◆ OBJECTIVE ◆
Make an exact copy of all the records.

-- start of DATA TO PROCESS --

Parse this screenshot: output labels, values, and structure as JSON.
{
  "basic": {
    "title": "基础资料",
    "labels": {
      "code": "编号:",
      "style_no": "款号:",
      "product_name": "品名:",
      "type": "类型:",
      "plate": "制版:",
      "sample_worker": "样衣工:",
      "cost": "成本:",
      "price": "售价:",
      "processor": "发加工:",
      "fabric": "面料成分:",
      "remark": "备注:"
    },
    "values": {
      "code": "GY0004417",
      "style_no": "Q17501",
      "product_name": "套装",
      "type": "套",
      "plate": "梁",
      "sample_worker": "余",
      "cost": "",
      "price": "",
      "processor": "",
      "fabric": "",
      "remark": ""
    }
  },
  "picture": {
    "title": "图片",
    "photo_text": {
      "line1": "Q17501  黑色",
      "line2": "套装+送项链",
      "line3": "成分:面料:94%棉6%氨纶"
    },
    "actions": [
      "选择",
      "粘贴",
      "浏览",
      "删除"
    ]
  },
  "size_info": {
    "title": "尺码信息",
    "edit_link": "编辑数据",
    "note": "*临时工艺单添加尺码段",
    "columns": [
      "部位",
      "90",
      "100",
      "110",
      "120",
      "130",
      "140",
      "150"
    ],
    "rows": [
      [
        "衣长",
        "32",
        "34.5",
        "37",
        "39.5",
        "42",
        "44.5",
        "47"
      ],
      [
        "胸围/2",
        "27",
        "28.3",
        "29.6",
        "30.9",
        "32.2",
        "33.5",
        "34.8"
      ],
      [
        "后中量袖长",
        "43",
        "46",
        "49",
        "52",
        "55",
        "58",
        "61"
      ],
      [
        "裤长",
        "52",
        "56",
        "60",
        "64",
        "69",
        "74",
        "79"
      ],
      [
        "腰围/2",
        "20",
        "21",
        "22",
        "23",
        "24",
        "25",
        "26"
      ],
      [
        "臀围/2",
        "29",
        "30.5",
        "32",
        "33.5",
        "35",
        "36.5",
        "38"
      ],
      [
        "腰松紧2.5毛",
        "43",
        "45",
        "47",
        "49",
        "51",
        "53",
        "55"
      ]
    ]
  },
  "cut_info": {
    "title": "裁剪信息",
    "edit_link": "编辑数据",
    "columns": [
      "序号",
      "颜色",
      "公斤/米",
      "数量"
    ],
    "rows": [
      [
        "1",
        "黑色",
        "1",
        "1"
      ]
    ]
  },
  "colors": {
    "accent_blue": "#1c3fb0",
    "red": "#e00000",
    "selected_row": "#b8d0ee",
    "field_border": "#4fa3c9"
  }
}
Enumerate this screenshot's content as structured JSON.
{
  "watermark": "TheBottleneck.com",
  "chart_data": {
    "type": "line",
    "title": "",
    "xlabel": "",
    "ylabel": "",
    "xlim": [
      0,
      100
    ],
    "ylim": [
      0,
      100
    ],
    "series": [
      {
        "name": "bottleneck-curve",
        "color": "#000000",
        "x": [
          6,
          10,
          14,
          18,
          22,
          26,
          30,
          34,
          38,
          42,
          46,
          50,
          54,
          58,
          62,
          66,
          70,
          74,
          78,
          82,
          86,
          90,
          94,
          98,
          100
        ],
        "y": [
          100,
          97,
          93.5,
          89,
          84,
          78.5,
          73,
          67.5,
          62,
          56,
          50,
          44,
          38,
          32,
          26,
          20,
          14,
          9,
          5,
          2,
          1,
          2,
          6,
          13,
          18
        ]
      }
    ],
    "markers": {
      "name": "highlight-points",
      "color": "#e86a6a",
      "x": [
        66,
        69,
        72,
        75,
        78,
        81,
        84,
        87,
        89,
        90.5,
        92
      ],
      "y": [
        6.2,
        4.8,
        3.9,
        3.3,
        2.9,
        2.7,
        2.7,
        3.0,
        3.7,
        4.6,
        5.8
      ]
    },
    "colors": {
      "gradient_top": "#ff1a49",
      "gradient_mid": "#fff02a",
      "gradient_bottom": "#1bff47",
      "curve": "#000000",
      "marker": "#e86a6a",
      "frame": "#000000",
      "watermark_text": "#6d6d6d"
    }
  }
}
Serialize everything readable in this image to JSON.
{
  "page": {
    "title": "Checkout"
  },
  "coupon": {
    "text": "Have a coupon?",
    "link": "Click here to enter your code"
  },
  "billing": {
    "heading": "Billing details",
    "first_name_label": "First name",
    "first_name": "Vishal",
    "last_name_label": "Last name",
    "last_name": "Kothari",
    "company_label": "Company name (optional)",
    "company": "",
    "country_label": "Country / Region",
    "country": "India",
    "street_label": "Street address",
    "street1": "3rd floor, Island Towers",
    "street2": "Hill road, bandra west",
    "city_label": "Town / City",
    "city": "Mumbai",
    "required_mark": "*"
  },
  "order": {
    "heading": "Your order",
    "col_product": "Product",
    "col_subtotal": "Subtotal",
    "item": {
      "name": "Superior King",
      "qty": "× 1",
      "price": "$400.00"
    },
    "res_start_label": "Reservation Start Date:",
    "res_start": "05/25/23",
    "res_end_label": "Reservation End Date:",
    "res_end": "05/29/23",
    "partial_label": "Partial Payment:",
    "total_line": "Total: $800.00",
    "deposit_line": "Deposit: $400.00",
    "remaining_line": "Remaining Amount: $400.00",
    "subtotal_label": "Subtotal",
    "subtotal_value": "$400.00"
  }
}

-- end of DATA TO PROCESS --

◆ RESULT OF THIS EXERCISE ◆
Parse this screenshot: output labels, values, and structure as JSON.
{
  "basic": {
    "title": "基础资料",
    "labels": {
      "code": "编号:",
      "style_no": "款号:",
      "product_name": "品名:",
      "type": "类型:",
      "plate": "制版:",
      "sample_worker": "样衣工:",
      "cost": "成本:",
      "price": "售价:",
      "processor": "发加工:",
      "fabric": "面料成分:",
      "remark": "备注:"
    },
    "values": {
      "code": "GY0004417",
      "style_no": "Q17501",
      "product_name": "套装",
      "type": "套",
      "plate": "梁",
      "sample_worker": "余",
      "cost": "",
      "price": "",
      "processor": "",
      "fabric": "",
      "remark": ""
    }
  },
  "picture": {
    "title": "图片",
    "photo_text": {
      "line1": "Q17501  黑色",
      "line2": "套装+送项链",
      "line3": "成分:面料:94%棉6%氨纶"
    },
    "actions": [
      "选择",
      "粘贴",
      "浏览",
      "删除"
    ]
  },
  "size_info": {
    "title": "尺码信息",
    "edit_link": "编辑数据",
    "note": "*临时工艺单添加尺码段",
    "columns": [
      "部位",
      "90",
      "100",
      "110",
      "120",
      "130",
      "140",
      "150"
    ],
    "rows": [
      [
        "衣长",
        "32",
        "34.5",
        "37",
        "39.5",
        "42",
        "44.5",
        "47"
      ],
      [
        "胸围/2",
        "27",
        "28.3",
        "29.6",
        "30.9",
        "32.2",
        "33.5",
        "34.8"
      ],
      [
        "后中量袖长",
        "43",
        "46",
        "49",
        "52",
        "55",
        "58",
        "61"
      ],
      [
        "裤长",
        "52",
        "56",
        "60",
        "64",
        "69",
        "74",
        "79"
      ],
      [
        "腰围/2",
        "20",
        "21",
        "22",
        "23",
        "24",
        "25",
        "26"
      ],
      [
        "臀围/2",
        "29",
        "30.5",
        "32",
        "33.5",
        "35",
        "36.5",
        "38"
      ],
      [
        "腰松紧2.5毛",
        "43",
        "45",
        "47",
        "49",
        "51",
        "53",
        "55"
      ]
    ]
  },
  "cut_info": {
    "title": "裁剪信息",
    "edit_link": "编辑数据",
    "columns": [
      "序号",
      "颜色",
      "公斤/米",
      "数量"
    ],
    "rows": [
      [
        "1",
        "黑色",
        "1",
        "1"
      ]
    ]
  },
  "colors": {
    "accent_blue": "#1c3fb0",
    "red": "#e00000",
    "selected_row": "#b8d0ee",
    "field_border": "#4fa3c9"
  }
}
Enumerate this screenshot's content as structured JSON.
{
  "watermark": "TheBottleneck.com",
  "chart_data": {
    "type": "line",
    "title": "",
    "xlabel": "",
    "ylabel": "",
    "xlim": [
      0,
      100
    ],
    "ylim": [
      0,
      100
    ],
    "series": [
      {
        "name": "bottleneck-curve",
        "color": "#000000",
        "x": [
          6,
          10,
          14,
          18,
          22,
          26,
          30,
          34,
          38,
          42,
          46,
          50,
          54,
          58,
          62,
          66,
          70,
          74,
          78,
          82,
          86,
          90,
          94,
          98,
          100
        ],
        "y": [
          100,
          97,
          93.5,
          89,
          84,
          78.5,
          73,
          67.5,
          62,
          56,
          50,
          44,
          38,
          32,
          26,
          20,
          14,
          9,
          5,
          2,
          1,
          2,
          6,
          13,
          18
        ]
      }
    ],
    "markers": {
      "name": "highlight-points",
      "color": "#e86a6a",
      "x": [
        66,
        69,
        72,
        75,
        78,
        81,
        84,
        87,
        89,
        90.5,
        92
      ],
      "y": [
        6.2,
        4.8,
        3.9,
        3.3,
        2.9,
        2.7,
        2.7,
        3.0,
        3.7,
        4.6,
        5.8
      ]
    },
    "colors": {
      "gradient_top": "#ff1a49",
      "gradient_mid": "#fff02a",
      "gradient_bottom": "#1bff47",
      "curve": "#000000",
      "marker": "#e86a6a",
      "frame": "#000000",
      "watermark_text": "#6d6d6d"
    }
  }
}
Serialize everything readable in this image to JSON.
{
  "page": {
    "title": "Checkout"
  },
  "coupon": {
    "text": "Have a coupon?",
    "link": "Click here to enter your code"
  },
  "billing": {
    "heading": "Billing details",
    "first_name_label": "First name",
    "first_name": "Vishal",
    "last_name_label": "Last name",
    "last_name": "Kothari",
    "company_label": "Company name (optional)",
    "company": "",
    "country_label": "Country / Region",
    "country": "India",
    "street_label": "Street address",
    "street1": "3rd floor, Island Towers",
    "street2": "Hill road, bandra west",
    "city_label": "Town / City",
    "city": "Mumbai",
    "required_mark": "*"
  },
  "order": {
    "heading": "Your order",
    "col_product": "Product",
    "col_subtotal": "Subtotal",
    "item": {
      "name": "Superior King",
      "qty": "× 1",
      "price": "$400.00"
    },
    "res_start_label": "Reservation Start Date:",
    "res_start": "05/25/23",
    "res_end_label": "Reservation End Date:",
    "res_end": "05/29/23",
    "partial_label": "Partial Payment:",
    "total_line": "Total: $800.00",
    "deposit_line": "Deposit: $400.00",
    "remaining_line": "Remaining Amount: $400.00",
    "subtotal_label": "Subtotal",
    "subtotal_value": "$400.00"
  }
}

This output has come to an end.